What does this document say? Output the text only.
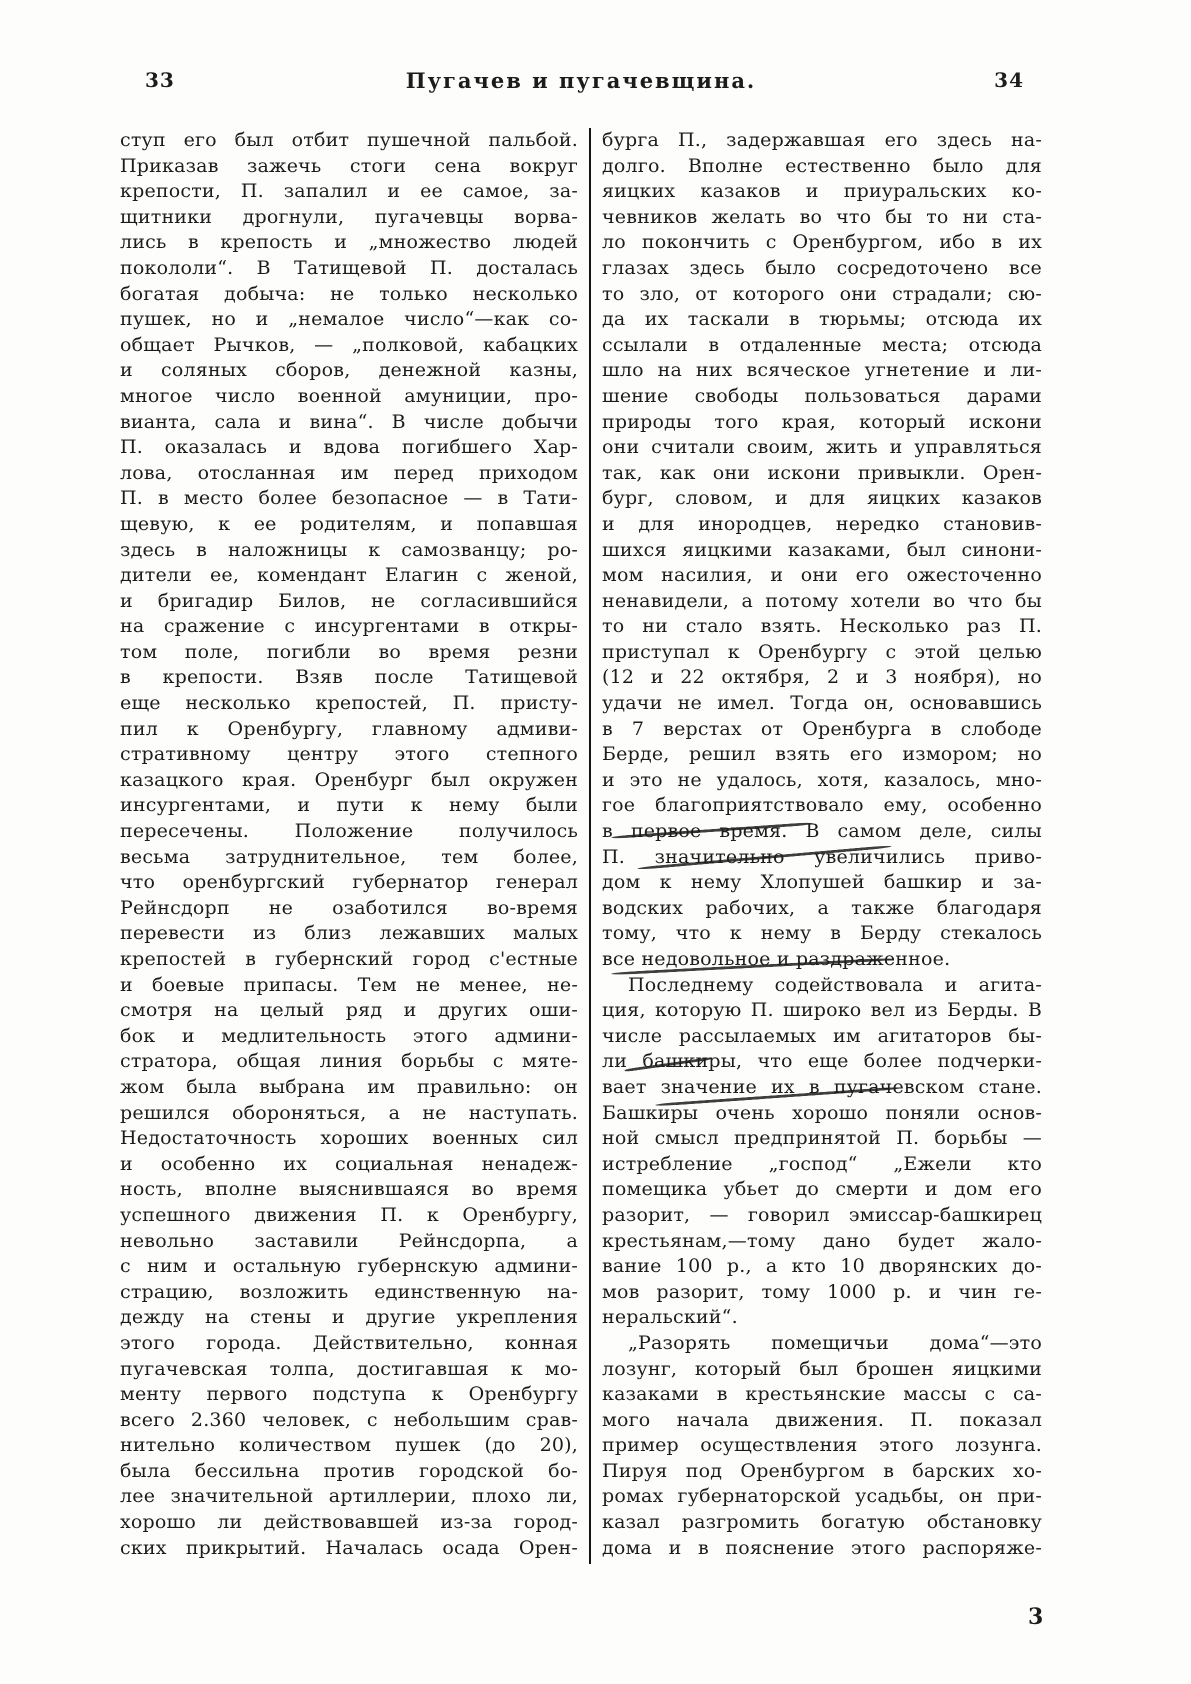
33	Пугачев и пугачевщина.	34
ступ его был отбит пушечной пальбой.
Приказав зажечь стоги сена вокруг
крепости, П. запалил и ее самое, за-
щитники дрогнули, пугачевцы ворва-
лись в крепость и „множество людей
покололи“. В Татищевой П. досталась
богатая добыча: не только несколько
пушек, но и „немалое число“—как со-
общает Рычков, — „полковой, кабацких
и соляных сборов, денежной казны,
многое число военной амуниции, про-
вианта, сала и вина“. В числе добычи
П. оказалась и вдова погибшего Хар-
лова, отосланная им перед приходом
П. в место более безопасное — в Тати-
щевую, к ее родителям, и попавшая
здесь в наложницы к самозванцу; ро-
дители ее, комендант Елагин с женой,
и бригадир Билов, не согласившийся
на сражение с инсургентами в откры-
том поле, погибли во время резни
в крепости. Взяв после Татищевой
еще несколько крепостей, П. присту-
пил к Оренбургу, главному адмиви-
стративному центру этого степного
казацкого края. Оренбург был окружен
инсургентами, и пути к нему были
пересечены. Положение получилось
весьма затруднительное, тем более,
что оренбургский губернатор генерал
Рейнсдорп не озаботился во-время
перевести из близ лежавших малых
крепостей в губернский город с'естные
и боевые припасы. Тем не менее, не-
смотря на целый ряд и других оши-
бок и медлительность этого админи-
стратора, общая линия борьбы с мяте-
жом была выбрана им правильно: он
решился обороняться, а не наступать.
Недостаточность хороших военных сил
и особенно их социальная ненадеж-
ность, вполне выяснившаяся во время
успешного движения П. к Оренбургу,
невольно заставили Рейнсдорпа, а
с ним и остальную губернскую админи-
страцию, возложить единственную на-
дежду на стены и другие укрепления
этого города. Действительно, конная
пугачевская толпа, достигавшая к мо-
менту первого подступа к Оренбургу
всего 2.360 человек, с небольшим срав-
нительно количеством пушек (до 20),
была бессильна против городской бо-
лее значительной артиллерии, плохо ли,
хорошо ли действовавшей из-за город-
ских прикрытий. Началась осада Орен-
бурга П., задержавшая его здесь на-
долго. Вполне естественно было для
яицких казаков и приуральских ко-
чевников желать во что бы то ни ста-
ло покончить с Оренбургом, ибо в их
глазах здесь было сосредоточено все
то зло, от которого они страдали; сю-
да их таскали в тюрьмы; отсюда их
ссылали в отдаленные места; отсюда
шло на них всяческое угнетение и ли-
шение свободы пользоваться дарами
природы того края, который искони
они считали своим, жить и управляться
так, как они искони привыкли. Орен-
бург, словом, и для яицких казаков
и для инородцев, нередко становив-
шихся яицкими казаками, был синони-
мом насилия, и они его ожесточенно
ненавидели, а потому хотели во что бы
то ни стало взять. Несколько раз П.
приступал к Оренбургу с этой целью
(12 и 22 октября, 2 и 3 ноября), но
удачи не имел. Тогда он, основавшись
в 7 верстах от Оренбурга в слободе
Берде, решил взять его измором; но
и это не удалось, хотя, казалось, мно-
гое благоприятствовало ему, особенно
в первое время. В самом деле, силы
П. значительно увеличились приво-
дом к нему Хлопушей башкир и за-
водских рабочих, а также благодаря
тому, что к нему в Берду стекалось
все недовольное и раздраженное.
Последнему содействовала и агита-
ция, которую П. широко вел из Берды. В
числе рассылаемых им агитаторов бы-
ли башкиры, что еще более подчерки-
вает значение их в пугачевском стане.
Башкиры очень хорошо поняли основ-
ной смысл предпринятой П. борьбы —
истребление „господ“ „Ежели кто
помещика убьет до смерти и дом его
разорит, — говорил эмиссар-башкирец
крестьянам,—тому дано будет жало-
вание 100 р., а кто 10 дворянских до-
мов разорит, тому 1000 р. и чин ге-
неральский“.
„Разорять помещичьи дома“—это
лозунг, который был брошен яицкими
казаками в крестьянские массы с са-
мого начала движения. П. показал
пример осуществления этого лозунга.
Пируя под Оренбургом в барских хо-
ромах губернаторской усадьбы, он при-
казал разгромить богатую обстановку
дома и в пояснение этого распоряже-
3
------------------------
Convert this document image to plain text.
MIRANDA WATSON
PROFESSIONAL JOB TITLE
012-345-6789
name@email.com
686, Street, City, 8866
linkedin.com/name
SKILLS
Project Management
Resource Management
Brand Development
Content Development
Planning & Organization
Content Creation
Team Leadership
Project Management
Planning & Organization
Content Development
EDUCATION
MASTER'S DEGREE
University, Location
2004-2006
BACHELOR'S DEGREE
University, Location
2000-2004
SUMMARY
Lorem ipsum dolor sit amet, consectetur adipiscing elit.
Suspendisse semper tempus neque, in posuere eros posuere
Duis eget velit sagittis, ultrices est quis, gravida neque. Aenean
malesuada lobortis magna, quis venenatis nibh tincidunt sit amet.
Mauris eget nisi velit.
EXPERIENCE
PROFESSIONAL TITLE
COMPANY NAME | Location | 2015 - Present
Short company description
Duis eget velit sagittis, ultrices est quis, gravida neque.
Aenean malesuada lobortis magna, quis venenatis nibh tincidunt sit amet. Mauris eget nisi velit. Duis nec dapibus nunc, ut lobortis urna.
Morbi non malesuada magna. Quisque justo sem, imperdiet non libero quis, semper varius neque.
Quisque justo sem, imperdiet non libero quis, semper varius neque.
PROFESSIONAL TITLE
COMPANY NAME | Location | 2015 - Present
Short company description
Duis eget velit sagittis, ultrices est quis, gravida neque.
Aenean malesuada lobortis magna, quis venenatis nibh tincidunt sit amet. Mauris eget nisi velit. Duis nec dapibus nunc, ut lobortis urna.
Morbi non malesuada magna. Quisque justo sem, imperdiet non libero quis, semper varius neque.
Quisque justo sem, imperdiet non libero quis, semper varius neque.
------------------------
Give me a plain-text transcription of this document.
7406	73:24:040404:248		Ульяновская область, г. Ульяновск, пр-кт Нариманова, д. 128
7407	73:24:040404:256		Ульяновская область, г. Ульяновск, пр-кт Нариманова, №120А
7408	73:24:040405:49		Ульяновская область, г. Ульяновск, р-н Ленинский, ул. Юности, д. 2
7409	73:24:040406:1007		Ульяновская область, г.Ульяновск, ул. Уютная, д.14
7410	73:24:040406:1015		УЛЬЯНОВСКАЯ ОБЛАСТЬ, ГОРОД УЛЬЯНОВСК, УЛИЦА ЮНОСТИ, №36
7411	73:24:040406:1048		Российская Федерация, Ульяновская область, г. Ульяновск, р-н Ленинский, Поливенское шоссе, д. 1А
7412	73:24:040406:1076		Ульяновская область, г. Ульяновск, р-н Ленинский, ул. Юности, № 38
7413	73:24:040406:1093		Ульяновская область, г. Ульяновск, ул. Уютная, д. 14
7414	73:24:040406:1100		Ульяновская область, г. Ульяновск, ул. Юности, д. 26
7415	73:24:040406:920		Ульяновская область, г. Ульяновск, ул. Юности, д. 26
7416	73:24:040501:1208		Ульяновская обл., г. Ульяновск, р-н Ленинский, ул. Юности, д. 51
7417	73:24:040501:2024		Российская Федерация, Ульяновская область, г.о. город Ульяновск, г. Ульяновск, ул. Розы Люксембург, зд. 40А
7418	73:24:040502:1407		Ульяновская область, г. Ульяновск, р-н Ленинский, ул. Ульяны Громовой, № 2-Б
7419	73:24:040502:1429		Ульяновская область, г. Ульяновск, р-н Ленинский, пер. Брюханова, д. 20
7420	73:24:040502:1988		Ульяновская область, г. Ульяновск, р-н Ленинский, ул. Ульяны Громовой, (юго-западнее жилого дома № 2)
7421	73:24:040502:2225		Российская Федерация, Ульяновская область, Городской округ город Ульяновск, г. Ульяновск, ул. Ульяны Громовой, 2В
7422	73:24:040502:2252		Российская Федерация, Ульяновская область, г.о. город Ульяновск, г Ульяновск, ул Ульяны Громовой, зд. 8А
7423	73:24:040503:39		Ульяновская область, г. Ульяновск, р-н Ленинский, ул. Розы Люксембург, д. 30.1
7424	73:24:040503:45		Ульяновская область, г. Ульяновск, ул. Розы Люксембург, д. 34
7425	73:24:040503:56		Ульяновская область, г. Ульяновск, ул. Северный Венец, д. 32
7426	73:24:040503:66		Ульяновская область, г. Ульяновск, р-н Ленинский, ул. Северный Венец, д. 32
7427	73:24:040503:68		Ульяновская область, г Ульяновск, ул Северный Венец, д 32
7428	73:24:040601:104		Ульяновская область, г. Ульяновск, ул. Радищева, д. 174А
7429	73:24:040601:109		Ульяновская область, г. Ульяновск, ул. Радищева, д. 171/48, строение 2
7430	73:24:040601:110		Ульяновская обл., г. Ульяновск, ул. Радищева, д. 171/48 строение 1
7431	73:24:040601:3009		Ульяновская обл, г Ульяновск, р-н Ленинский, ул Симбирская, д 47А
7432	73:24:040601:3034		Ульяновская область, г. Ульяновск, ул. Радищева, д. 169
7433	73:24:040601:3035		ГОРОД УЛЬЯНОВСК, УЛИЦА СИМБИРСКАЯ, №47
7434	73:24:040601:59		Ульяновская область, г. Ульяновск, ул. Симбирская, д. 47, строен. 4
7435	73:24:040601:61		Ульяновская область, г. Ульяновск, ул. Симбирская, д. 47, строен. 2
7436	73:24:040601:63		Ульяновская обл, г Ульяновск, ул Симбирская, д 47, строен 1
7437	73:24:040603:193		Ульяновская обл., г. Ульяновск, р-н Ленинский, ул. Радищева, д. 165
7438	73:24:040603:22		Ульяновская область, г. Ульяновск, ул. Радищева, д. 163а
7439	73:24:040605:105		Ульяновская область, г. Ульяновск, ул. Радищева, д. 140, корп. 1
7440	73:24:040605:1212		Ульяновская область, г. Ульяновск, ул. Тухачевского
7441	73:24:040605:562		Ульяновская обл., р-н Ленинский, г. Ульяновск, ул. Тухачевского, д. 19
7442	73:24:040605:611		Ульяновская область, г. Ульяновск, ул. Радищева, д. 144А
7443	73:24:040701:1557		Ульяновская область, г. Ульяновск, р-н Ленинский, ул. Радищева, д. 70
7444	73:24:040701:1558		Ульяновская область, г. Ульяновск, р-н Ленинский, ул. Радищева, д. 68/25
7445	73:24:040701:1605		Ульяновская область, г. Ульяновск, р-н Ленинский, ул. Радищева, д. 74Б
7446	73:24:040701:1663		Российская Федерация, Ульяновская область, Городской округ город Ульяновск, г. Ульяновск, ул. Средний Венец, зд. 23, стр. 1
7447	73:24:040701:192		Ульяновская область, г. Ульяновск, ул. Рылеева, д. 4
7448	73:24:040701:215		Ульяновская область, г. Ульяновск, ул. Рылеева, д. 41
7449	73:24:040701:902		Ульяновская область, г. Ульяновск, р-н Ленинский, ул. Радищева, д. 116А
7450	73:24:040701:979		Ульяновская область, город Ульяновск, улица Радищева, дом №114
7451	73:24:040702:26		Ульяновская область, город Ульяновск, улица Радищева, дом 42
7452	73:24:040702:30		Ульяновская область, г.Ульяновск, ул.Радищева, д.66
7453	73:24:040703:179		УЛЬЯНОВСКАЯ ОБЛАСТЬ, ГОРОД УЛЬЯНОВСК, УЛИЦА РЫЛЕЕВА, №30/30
------------------------
→ What the exercise asks
Copy each line of the records above that carries the word "Нариманова".

→ Solution for this task
7406	73:24:040404:248		Ульяновская область, г. Ульяновск, пр-кт Нариманова, д. 128
7407	73:24:040404:256		Ульяновская область, г. Ульяновск, пр-кт Нариманова, №120А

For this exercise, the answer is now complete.